TASK DIRECTIONS:
Only a number is wanted: how many lines in these records contain the word "productie"?

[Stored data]
◇ ◇ ◇ ◇

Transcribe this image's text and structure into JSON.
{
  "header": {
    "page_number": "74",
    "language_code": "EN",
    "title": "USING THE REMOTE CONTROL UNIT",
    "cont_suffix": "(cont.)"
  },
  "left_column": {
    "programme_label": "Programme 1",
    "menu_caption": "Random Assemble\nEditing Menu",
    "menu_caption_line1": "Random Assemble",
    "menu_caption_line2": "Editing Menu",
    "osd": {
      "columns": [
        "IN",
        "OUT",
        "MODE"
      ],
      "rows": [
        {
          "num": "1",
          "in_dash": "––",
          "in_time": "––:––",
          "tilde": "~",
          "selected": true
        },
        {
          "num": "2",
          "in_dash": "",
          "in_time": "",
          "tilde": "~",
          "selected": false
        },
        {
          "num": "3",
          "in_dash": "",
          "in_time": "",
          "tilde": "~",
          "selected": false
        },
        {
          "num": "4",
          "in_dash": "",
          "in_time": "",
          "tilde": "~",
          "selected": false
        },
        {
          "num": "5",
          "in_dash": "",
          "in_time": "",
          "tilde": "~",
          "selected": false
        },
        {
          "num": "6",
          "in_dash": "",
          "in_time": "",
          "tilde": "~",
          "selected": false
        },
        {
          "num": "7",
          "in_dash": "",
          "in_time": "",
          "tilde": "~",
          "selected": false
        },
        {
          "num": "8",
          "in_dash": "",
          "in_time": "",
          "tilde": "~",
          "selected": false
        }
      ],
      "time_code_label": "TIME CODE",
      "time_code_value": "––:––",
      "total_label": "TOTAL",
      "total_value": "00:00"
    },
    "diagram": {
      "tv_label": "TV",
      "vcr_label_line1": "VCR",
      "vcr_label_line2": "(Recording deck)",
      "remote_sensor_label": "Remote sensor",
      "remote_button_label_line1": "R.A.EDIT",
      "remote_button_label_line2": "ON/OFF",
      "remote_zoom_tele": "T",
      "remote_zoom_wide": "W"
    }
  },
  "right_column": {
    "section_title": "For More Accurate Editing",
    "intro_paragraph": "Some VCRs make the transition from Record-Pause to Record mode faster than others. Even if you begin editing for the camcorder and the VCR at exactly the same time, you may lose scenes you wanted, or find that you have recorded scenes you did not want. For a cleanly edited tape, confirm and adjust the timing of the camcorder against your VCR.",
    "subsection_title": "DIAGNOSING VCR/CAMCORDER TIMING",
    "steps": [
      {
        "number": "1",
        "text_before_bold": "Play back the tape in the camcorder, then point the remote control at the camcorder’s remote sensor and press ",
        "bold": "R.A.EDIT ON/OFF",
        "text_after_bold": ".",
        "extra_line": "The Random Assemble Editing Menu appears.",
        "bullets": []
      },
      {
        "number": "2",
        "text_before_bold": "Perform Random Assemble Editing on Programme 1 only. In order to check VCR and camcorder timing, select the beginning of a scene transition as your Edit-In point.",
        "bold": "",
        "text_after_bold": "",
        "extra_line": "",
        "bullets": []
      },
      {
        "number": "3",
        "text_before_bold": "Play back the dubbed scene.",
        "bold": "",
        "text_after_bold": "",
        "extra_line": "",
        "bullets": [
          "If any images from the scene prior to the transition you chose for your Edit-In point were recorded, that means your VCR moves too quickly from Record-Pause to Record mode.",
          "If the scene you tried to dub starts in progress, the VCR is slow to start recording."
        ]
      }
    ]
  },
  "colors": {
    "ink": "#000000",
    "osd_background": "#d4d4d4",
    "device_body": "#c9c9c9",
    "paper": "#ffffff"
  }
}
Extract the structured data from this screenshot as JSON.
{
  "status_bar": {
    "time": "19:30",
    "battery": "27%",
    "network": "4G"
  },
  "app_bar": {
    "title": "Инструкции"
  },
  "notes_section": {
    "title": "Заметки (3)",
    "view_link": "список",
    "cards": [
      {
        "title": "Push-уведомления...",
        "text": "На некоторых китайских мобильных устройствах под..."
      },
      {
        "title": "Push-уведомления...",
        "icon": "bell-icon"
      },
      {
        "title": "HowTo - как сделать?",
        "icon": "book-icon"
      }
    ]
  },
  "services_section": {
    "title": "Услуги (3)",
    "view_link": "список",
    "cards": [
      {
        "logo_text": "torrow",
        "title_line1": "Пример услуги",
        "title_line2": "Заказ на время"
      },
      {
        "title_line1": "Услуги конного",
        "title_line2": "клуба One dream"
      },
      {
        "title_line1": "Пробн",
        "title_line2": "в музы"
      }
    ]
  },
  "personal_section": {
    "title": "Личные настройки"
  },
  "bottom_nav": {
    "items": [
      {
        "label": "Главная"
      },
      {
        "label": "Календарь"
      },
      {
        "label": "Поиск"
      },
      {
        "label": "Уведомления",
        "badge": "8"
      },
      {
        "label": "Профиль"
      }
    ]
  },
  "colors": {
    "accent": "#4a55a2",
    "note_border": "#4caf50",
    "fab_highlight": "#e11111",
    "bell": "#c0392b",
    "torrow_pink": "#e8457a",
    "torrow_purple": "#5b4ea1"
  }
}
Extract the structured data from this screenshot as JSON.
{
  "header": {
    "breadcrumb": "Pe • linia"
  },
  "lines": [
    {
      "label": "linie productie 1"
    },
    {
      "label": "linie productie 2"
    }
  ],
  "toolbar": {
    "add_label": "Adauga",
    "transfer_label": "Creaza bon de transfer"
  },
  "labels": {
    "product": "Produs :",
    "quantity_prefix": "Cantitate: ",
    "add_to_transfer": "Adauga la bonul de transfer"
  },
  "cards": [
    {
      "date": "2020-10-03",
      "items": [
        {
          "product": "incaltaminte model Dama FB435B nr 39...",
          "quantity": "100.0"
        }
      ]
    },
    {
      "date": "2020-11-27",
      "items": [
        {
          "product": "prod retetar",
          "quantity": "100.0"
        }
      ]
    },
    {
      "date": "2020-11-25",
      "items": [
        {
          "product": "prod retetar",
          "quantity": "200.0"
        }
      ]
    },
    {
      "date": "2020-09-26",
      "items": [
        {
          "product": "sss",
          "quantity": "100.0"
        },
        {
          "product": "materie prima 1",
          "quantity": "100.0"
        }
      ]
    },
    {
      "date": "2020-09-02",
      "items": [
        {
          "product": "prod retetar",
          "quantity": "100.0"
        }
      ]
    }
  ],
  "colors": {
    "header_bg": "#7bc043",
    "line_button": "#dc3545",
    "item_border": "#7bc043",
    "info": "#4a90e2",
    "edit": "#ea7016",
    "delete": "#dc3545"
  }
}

◇ ◇ ◇ ◇

EXERCISE OUTPUT:
2